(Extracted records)
++++++
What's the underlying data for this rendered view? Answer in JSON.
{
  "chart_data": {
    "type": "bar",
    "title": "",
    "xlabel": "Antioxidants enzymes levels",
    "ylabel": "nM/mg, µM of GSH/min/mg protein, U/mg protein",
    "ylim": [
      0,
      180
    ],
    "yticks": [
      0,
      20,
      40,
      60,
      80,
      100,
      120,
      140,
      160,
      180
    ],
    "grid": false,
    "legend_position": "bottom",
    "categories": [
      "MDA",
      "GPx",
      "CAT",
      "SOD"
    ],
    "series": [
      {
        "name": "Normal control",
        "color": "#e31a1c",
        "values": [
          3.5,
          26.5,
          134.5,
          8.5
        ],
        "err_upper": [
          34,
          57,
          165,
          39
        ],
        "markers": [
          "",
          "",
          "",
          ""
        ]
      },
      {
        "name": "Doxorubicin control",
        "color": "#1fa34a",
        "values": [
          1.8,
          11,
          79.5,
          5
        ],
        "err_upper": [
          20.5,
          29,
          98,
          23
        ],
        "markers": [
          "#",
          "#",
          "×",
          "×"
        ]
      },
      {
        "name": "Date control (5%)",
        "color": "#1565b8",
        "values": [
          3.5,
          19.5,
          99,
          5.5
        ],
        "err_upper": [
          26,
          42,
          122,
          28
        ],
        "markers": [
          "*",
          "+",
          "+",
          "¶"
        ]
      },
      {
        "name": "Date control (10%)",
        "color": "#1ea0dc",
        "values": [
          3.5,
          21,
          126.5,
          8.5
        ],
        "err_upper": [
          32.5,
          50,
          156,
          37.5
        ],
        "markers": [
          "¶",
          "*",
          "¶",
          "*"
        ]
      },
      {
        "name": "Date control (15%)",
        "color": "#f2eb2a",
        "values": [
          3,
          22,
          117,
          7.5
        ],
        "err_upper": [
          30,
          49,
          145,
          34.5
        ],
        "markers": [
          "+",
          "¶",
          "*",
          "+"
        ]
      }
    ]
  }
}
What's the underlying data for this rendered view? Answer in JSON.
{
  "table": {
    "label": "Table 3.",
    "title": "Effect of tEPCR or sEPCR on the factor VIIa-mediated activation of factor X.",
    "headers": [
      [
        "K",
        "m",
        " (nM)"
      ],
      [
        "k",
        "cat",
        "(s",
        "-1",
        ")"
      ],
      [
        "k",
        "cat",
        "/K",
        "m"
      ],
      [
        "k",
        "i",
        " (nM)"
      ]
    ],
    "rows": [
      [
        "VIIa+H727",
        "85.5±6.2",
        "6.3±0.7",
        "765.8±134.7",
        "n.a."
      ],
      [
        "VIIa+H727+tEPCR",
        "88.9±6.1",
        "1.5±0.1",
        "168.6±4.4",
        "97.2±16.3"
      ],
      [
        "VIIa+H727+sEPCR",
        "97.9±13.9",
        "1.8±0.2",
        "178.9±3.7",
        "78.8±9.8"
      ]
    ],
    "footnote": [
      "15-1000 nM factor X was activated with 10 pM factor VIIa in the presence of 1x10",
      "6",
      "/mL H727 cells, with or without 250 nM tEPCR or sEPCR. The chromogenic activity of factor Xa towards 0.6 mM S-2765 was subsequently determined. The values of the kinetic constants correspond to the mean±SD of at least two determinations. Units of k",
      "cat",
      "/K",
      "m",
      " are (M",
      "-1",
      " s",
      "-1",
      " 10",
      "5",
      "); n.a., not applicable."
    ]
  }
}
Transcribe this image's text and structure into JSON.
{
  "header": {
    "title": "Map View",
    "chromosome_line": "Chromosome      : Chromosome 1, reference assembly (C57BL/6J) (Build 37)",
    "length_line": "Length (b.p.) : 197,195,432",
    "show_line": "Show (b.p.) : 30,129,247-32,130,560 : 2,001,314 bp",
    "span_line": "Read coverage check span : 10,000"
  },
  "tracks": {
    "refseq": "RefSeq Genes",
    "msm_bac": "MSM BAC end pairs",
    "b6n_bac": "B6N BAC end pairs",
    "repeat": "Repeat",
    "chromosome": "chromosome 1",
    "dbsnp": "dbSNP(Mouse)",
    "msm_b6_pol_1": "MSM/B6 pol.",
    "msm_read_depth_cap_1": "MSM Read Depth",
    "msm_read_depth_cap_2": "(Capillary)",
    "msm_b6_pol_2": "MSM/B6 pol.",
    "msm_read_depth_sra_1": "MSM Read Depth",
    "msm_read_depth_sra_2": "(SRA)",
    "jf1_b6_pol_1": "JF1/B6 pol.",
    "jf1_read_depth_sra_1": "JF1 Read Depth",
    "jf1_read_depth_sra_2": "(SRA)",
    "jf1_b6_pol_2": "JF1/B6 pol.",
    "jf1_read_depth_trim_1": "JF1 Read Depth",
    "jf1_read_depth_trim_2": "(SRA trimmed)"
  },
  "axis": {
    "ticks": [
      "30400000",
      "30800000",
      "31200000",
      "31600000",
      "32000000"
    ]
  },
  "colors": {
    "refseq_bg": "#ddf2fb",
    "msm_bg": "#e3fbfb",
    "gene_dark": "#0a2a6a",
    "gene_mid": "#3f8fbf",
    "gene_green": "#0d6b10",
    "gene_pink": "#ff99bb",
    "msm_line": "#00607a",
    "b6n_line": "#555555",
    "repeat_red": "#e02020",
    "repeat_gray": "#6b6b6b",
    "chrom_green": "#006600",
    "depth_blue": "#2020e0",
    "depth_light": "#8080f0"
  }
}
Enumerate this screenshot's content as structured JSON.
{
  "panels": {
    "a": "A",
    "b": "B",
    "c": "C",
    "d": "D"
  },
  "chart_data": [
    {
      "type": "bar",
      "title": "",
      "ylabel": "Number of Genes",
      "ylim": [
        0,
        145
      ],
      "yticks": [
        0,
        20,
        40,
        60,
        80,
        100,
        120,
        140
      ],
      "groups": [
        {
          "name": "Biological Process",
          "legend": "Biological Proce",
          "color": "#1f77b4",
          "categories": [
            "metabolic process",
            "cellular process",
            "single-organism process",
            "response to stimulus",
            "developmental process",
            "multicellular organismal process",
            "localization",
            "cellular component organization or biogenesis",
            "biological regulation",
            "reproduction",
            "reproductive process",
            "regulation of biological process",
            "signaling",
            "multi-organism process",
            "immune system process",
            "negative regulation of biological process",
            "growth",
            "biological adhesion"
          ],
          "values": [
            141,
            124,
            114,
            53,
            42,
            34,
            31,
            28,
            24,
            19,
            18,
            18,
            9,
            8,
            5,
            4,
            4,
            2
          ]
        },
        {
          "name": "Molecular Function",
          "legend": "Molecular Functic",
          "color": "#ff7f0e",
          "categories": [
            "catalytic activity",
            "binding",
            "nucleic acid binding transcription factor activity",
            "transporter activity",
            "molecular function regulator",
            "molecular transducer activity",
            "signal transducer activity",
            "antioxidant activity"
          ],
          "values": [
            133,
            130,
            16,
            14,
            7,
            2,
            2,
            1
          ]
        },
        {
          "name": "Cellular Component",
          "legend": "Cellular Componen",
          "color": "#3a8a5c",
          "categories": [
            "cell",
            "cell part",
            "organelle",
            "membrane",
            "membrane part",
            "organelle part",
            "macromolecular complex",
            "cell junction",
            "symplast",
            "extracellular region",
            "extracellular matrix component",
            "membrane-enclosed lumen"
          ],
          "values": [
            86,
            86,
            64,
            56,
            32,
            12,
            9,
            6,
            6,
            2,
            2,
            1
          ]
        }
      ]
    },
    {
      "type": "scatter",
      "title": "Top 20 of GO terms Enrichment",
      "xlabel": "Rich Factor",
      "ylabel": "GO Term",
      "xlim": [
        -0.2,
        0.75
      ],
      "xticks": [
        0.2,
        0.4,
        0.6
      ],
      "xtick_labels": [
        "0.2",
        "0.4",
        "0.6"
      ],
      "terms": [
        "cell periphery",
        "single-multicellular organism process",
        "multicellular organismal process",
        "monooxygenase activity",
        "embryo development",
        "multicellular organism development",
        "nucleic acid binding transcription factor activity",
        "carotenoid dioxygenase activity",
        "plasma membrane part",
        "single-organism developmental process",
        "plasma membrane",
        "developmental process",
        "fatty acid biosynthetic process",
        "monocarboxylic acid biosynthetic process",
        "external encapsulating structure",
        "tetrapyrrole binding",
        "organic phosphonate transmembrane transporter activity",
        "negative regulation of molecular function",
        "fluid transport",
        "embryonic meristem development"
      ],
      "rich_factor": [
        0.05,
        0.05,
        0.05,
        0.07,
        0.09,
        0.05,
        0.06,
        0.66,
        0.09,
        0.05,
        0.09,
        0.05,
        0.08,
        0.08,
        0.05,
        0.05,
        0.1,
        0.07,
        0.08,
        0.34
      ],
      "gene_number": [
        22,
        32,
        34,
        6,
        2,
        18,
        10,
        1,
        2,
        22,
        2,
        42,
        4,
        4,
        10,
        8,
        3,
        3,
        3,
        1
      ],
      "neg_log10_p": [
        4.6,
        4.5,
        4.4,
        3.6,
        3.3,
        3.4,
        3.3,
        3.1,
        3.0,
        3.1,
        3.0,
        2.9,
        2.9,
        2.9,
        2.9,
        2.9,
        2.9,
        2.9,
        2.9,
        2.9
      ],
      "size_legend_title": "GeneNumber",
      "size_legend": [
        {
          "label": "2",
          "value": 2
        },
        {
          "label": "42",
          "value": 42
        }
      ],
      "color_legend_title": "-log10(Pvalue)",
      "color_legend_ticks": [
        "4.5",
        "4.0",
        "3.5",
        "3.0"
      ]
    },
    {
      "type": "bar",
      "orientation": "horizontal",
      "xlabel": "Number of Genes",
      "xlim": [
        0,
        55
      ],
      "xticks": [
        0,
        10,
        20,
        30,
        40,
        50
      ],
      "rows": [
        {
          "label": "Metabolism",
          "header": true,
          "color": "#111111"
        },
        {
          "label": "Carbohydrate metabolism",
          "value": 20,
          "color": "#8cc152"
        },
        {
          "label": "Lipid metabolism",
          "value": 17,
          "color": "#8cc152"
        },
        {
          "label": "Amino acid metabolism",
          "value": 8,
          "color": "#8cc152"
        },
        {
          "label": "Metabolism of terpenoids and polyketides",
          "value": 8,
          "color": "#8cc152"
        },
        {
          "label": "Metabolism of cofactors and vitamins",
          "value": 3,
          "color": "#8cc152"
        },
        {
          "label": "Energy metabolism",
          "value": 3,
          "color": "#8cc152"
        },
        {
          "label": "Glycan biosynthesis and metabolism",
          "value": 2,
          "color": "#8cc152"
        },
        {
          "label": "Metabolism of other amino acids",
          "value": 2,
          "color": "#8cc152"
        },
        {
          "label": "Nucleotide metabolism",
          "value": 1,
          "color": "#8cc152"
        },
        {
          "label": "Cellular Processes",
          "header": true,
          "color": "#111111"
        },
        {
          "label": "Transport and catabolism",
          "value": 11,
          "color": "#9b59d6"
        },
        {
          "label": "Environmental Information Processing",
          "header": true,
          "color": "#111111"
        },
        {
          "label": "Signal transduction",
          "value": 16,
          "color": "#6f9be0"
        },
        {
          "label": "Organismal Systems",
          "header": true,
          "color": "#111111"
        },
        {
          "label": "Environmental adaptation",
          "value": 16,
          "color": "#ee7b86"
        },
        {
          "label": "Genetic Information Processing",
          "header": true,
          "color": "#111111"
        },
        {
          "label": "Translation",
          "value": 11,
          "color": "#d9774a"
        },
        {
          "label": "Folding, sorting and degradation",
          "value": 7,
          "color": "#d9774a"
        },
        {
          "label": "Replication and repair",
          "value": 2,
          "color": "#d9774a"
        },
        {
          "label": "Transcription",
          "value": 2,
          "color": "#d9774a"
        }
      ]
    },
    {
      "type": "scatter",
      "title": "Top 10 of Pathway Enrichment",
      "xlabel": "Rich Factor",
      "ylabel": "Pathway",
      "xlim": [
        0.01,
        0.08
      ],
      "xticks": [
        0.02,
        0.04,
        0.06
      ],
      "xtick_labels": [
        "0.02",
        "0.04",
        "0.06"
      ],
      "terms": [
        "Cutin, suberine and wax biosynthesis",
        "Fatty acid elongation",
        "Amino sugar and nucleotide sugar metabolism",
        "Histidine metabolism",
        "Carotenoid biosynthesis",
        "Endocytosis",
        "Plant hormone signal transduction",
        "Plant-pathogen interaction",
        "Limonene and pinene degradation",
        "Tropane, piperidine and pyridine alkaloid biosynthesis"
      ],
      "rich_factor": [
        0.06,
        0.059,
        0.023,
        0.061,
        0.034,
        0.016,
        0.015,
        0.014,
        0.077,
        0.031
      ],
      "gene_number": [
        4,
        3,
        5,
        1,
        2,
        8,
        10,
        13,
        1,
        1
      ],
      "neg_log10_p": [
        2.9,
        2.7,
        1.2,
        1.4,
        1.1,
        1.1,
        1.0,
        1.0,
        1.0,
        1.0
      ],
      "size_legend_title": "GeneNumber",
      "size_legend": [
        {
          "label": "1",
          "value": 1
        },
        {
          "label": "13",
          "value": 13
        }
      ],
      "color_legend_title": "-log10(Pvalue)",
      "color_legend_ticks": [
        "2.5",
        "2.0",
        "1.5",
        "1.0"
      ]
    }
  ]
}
++++++
ABOUT THIS TASK: Reproduce every line of the records containing the string "degradation".

RESULT OF THIS EXERCISE:
          "label": "Folding, sorting and degradation",
        "Limonene and pinene degradation",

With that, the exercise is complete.